● DIRECTIONS
Copy everything in the data below exactly except the pictures.

--- start of EXERCISE DATA ---

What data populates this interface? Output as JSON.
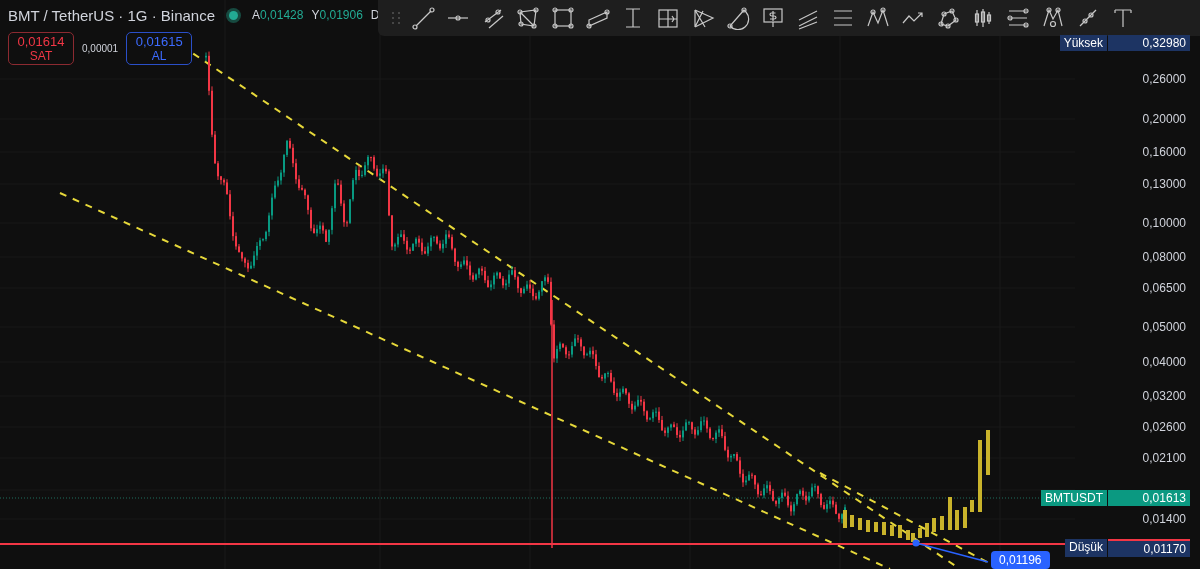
{
  "header": {
    "title": "BMT / TetherUS · 1G · Binance",
    "ohlc": [
      {
        "label": "A",
        "value": "0,01428"
      },
      {
        "label": "Y",
        "value": "0,01906"
      }
    ],
    "cut_label": "D"
  },
  "trade_buttons": [
    {
      "kind": "sell",
      "price": "0,01614",
      "action": "SAT"
    },
    {
      "kind": "buy",
      "price": "0,01615",
      "action": "AL"
    }
  ],
  "spread": "0,00001",
  "price_axis": {
    "ticks": [
      "0,26000",
      "0,20000",
      "0,16000",
      "0,13000",
      "0,10000",
      "0,08000",
      "0,06500",
      "0,05000",
      "0,04000",
      "0,03200",
      "0,02600",
      "0,02100",
      "0,01400"
    ],
    "markers": [
      {
        "kind": "high",
        "label": "Yüksek",
        "value": "0,32980"
      },
      {
        "kind": "last",
        "label": "BMTUSDT",
        "value": "0,01613"
      },
      {
        "kind": "low",
        "label": "Düşük",
        "value": "0,01170"
      }
    ]
  },
  "price_callout": "0,01196"
}
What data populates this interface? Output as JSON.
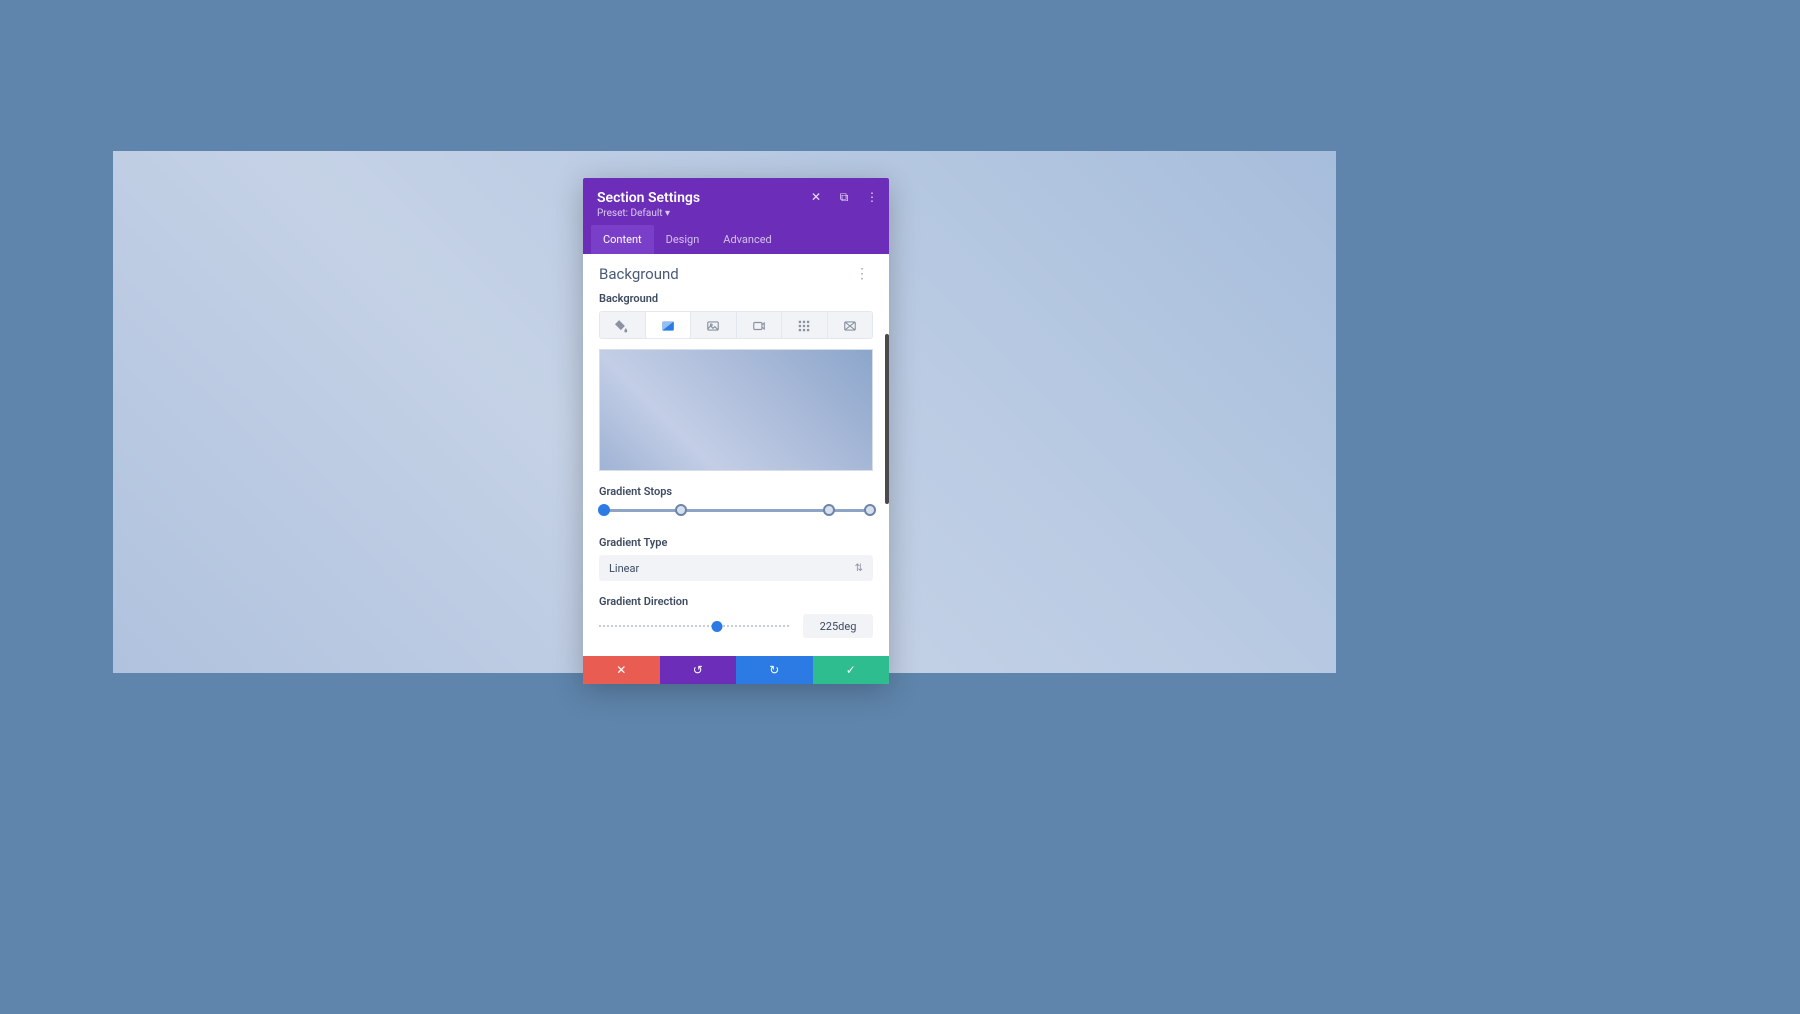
{
  "panel": {
    "title": "Section Settings",
    "preset_label": "Preset: Default ▾"
  },
  "tabs": {
    "content": "Content",
    "design": "Design",
    "advanced": "Advanced"
  },
  "section": {
    "title": "Background",
    "bg_label": "Background"
  },
  "stops": {
    "label": "Gradient Stops"
  },
  "gradient_type": {
    "label": "Gradient Type",
    "value": "Linear"
  },
  "direction": {
    "label": "Gradient Direction",
    "value": "225deg",
    "percent": 62
  },
  "icons": {
    "close": "✕",
    "copy": "⧉",
    "more": "⋮",
    "caret": "⇅",
    "cancel": "✕",
    "undo": "↺",
    "redo": "↻",
    "save": "✓"
  },
  "gradient_stops": [
    {
      "pos": 2,
      "active": true
    },
    {
      "pos": 30,
      "active": false
    },
    {
      "pos": 84,
      "active": false
    },
    {
      "pos": 99,
      "active": false
    }
  ]
}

--- end of EXERCISE DATA ---

● ANSWER IN FULL
What data populates this interface? Output as JSON.
{
  "header": {
    "title": "BMT / TetherUS · 1G · Binance",
    "ohlc": [
      {
        "label": "A",
        "value": "0,01428"
      },
      {
        "label": "Y",
        "value": "0,01906"
      }
    ],
    "cut_label": "D"
  },
  "trade_buttons": [
    {
      "kind": "sell",
      "price": "0,01614",
      "action": "SAT"
    },
    {
      "kind": "buy",
      "price": "0,01615",
      "action": "AL"
    }
  ],
  "spread": "0,00001",
  "price_axis": {
    "ticks": [
      "0,26000",
      "0,20000",
      "0,16000",
      "0,13000",
      "0,10000",
      "0,08000",
      "0,06500",
      "0,05000",
      "0,04000",
      "0,03200",
      "0,02600",
      "0,02100",
      "0,01400"
    ],
    "markers": [
      {
        "kind": "high",
        "label": "Yüksek",
        "value": "0,32980"
      },
      {
        "kind": "last",
        "label": "BMTUSDT",
        "value": "0,01613"
      },
      {
        "kind": "low",
        "label": "Düşük",
        "value": "0,01170"
      }
    ]
  },
  "price_callout": "0,01196"
}
What data populates this interface? Output as JSON.
{
  "panel": {
    "title": "Section Settings",
    "preset_label": "Preset: Default ▾"
  },
  "tabs": {
    "content": "Content",
    "design": "Design",
    "advanced": "Advanced"
  },
  "section": {
    "title": "Background",
    "bg_label": "Background"
  },
  "stops": {
    "label": "Gradient Stops"
  },
  "gradient_type": {
    "label": "Gradient Type",
    "value": "Linear"
  },
  "direction": {
    "label": "Gradient Direction",
    "value": "225deg",
    "percent": 62
  },
  "icons": {
    "close": "✕",
    "copy": "⧉",
    "more": "⋮",
    "caret": "⇅",
    "cancel": "✕",
    "undo": "↺",
    "redo": "↻",
    "save": "✓"
  },
  "gradient_stops": [
    {
      "pos": 2,
      "active": true
    },
    {
      "pos": 30,
      "active": false
    },
    {
      "pos": 84,
      "active": false
    },
    {
      "pos": 99,
      "active": false
    }
  ]
}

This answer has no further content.